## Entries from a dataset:
··········

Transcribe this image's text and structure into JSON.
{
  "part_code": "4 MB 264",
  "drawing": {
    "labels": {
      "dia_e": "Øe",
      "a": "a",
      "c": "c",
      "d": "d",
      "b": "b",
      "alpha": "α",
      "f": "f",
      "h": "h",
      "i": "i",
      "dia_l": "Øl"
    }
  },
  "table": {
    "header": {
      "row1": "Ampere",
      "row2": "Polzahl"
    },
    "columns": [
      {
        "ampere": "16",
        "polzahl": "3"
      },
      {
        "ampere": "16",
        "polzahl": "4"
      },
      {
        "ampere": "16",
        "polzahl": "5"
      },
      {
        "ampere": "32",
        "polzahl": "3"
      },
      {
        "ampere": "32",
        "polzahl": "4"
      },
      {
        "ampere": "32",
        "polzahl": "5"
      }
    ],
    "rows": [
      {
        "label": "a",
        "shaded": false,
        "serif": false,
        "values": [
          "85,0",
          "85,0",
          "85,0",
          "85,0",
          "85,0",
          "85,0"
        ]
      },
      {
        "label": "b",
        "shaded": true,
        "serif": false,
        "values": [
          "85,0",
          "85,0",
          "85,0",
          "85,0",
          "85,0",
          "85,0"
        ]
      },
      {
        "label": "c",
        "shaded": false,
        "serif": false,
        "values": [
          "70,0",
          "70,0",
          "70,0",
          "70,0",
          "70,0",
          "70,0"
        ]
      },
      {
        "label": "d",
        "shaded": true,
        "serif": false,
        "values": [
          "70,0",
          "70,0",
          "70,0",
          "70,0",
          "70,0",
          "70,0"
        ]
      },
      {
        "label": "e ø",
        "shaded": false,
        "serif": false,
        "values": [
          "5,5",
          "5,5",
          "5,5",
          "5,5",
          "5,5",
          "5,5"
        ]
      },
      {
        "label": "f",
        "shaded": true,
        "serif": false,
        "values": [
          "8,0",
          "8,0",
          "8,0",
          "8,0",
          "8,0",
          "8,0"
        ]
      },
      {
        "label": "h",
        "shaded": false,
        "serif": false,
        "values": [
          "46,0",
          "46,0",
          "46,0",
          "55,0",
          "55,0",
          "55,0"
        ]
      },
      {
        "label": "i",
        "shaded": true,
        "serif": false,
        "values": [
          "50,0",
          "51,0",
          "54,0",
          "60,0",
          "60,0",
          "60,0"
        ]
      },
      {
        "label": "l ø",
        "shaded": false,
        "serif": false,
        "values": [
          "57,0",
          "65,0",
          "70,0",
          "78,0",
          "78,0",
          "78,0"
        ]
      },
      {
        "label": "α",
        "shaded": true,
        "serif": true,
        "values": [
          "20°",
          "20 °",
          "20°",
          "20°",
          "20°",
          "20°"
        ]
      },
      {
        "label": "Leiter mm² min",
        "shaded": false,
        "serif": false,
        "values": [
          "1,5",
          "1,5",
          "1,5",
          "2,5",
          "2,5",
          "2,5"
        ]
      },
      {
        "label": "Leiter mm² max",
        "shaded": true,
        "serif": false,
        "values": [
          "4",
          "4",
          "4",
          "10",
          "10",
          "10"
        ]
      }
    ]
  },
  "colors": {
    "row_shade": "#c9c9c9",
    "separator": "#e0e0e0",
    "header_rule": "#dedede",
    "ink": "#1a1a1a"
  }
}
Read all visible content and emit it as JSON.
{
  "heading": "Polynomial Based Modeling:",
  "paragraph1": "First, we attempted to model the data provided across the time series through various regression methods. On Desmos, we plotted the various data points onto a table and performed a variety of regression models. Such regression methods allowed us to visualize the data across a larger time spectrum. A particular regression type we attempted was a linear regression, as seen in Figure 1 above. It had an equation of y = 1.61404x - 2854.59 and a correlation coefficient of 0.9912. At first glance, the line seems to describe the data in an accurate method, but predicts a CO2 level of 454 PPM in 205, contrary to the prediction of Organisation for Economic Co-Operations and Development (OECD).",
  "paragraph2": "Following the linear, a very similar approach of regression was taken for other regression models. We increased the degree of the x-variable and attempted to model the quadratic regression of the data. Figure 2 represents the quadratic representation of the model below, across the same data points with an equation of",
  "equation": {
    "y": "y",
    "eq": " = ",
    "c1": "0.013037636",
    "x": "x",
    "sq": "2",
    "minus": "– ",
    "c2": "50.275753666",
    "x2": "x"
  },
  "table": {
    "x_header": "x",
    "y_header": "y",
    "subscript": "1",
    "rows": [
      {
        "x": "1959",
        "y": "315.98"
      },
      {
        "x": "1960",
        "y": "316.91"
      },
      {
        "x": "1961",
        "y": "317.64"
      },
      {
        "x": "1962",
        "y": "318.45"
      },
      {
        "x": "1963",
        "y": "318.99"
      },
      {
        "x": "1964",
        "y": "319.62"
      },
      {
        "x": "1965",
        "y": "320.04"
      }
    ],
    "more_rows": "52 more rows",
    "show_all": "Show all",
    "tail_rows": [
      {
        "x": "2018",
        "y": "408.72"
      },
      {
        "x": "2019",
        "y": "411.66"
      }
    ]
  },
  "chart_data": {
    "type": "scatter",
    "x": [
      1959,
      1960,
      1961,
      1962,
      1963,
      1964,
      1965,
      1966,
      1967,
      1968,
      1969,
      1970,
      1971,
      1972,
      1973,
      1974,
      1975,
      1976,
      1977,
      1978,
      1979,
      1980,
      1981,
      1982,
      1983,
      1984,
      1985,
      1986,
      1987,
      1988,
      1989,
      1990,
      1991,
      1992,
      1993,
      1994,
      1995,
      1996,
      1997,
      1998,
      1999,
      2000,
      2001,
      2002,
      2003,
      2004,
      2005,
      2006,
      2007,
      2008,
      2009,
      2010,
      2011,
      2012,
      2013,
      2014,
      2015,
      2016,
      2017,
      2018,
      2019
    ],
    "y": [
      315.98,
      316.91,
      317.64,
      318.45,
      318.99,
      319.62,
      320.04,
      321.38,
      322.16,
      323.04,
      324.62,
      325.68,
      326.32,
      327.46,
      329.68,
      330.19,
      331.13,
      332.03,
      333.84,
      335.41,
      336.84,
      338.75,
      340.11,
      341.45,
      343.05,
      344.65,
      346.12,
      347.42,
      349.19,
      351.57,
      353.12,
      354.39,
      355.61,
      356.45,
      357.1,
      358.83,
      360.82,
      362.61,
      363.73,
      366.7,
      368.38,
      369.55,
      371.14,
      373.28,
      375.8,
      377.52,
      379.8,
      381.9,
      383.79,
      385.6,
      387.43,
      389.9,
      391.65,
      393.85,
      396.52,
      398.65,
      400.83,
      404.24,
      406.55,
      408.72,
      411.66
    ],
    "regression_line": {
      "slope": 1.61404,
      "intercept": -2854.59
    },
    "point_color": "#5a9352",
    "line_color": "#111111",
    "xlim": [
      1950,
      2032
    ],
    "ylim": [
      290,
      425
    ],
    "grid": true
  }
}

··········

## EXERCISE INSTRUCTIONS:
Above are some records; repeat all of them exactly.

## TASK RESULT:
Transcribe this image's text and structure into JSON.
{
  "part_code": "4 MB 264",
  "drawing": {
    "labels": {
      "dia_e": "Øe",
      "a": "a",
      "c": "c",
      "d": "d",
      "b": "b",
      "alpha": "α",
      "f": "f",
      "h": "h",
      "i": "i",
      "dia_l": "Øl"
    }
  },
  "table": {
    "header": {
      "row1": "Ampere",
      "row2": "Polzahl"
    },
    "columns": [
      {
        "ampere": "16",
        "polzahl": "3"
      },
      {
        "ampere": "16",
        "polzahl": "4"
      },
      {
        "ampere": "16",
        "polzahl": "5"
      },
      {
        "ampere": "32",
        "polzahl": "3"
      },
      {
        "ampere": "32",
        "polzahl": "4"
      },
      {
        "ampere": "32",
        "polzahl": "5"
      }
    ],
    "rows": [
      {
        "label": "a",
        "shaded": false,
        "serif": false,
        "values": [
          "85,0",
          "85,0",
          "85,0",
          "85,0",
          "85,0",
          "85,0"
        ]
      },
      {
        "label": "b",
        "shaded": true,
        "serif": false,
        "values": [
          "85,0",
          "85,0",
          "85,0",
          "85,0",
          "85,0",
          "85,0"
        ]
      },
      {
        "label": "c",
        "shaded": false,
        "serif": false,
        "values": [
          "70,0",
          "70,0",
          "70,0",
          "70,0",
          "70,0",
          "70,0"
        ]
      },
      {
        "label": "d",
        "shaded": true,
        "serif": false,
        "values": [
          "70,0",
          "70,0",
          "70,0",
          "70,0",
          "70,0",
          "70,0"
        ]
      },
      {
        "label": "e ø",
        "shaded": false,
        "serif": false,
        "values": [
          "5,5",
          "5,5",
          "5,5",
          "5,5",
          "5,5",
          "5,5"
        ]
      },
      {
        "label": "f",
        "shaded": true,
        "serif": false,
        "values": [
          "8,0",
          "8,0",
          "8,0",
          "8,0",
          "8,0",
          "8,0"
        ]
      },
      {
        "label": "h",
        "shaded": false,
        "serif": false,
        "values": [
          "46,0",
          "46,0",
          "46,0",
          "55,0",
          "55,0",
          "55,0"
        ]
      },
      {
        "label": "i",
        "shaded": true,
        "serif": false,
        "values": [
          "50,0",
          "51,0",
          "54,0",
          "60,0",
          "60,0",
          "60,0"
        ]
      },
      {
        "label": "l ø",
        "shaded": false,
        "serif": false,
        "values": [
          "57,0",
          "65,0",
          "70,0",
          "78,0",
          "78,0",
          "78,0"
        ]
      },
      {
        "label": "α",
        "shaded": true,
        "serif": true,
        "values": [
          "20°",
          "20 °",
          "20°",
          "20°",
          "20°",
          "20°"
        ]
      },
      {
        "label": "Leiter mm² min",
        "shaded": false,
        "serif": false,
        "values": [
          "1,5",
          "1,5",
          "1,5",
          "2,5",
          "2,5",
          "2,5"
        ]
      },
      {
        "label": "Leiter mm² max",
        "shaded": true,
        "serif": false,
        "values": [
          "4",
          "4",
          "4",
          "10",
          "10",
          "10"
        ]
      }
    ]
  },
  "colors": {
    "row_shade": "#c9c9c9",
    "separator": "#e0e0e0",
    "header_rule": "#dedede",
    "ink": "#1a1a1a"
  }
}
Read all visible content and emit it as JSON.
{
  "heading": "Polynomial Based Modeling:",
  "paragraph1": "First, we attempted to model the data provided across the time series through various regression methods. On Desmos, we plotted the various data points onto a table and performed a variety of regression models. Such regression methods allowed us to visualize the data across a larger time spectrum. A particular regression type we attempted was a linear regression, as seen in Figure 1 above. It had an equation of y = 1.61404x - 2854.59 and a correlation coefficient of 0.9912. At first glance, the line seems to describe the data in an accurate method, but predicts a CO2 level of 454 PPM in 205, contrary to the prediction of Organisation for Economic Co-Operations and Development (OECD).",
  "paragraph2": "Following the linear, a very similar approach of regression was taken for other regression models. We increased the degree of the x-variable and attempted to model the quadratic regression of the data. Figure 2 represents the quadratic representation of the model below, across the same data points with an equation of",
  "equation": {
    "y": "y",
    "eq": " = ",
    "c1": "0.013037636",
    "x": "x",
    "sq": "2",
    "minus": "– ",
    "c2": "50.275753666",
    "x2": "x"
  },
  "table": {
    "x_header": "x",
    "y_header": "y",
    "subscript": "1",
    "rows": [
      {
        "x": "1959",
        "y": "315.98"
      },
      {
        "x": "1960",
        "y": "316.91"
      },
      {
        "x": "1961",
        "y": "317.64"
      },
      {
        "x": "1962",
        "y": "318.45"
      },
      {
        "x": "1963",
        "y": "318.99"
      },
      {
        "x": "1964",
        "y": "319.62"
      },
      {
        "x": "1965",
        "y": "320.04"
      }
    ],
    "more_rows": "52 more rows",
    "show_all": "Show all",
    "tail_rows": [
      {
        "x": "2018",
        "y": "408.72"
      },
      {
        "x": "2019",
        "y": "411.66"
      }
    ]
  },
  "chart_data": {
    "type": "scatter",
    "x": [
      1959,
      1960,
      1961,
      1962,
      1963,
      1964,
      1965,
      1966,
      1967,
      1968,
      1969,
      1970,
      1971,
      1972,
      1973,
      1974,
      1975,
      1976,
      1977,
      1978,
      1979,
      1980,
      1981,
      1982,
      1983,
      1984,
      1985,
      1986,
      1987,
      1988,
      1989,
      1990,
      1991,
      1992,
      1993,
      1994,
      1995,
      1996,
      1997,
      1998,
      1999,
      2000,
      2001,
      2002,
      2003,
      2004,
      2005,
      2006,
      2007,
      2008,
      2009,
      2010,
      2011,
      2012,
      2013,
      2014,
      2015,
      2016,
      2017,
      2018,
      2019
    ],
    "y": [
      315.98,
      316.91,
      317.64,
      318.45,
      318.99,
      319.62,
      320.04,
      321.38,
      322.16,
      323.04,
      324.62,
      325.68,
      326.32,
      327.46,
      329.68,
      330.19,
      331.13,
      332.03,
      333.84,
      335.41,
      336.84,
      338.75,
      340.11,
      341.45,
      343.05,
      344.65,
      346.12,
      347.42,
      349.19,
      351.57,
      353.12,
      354.39,
      355.61,
      356.45,
      357.1,
      358.83,
      360.82,
      362.61,
      363.73,
      366.7,
      368.38,
      369.55,
      371.14,
      373.28,
      375.8,
      377.52,
      379.8,
      381.9,
      383.79,
      385.6,
      387.43,
      389.9,
      391.65,
      393.85,
      396.52,
      398.65,
      400.83,
      404.24,
      406.55,
      408.72,
      411.66
    ],
    "regression_line": {
      "slope": 1.61404,
      "intercept": -2854.59
    },
    "point_color": "#5a9352",
    "line_color": "#111111",
    "xlim": [
      1950,
      2032
    ],
    "ylim": [
      290,
      425
    ],
    "grid": true
  }
}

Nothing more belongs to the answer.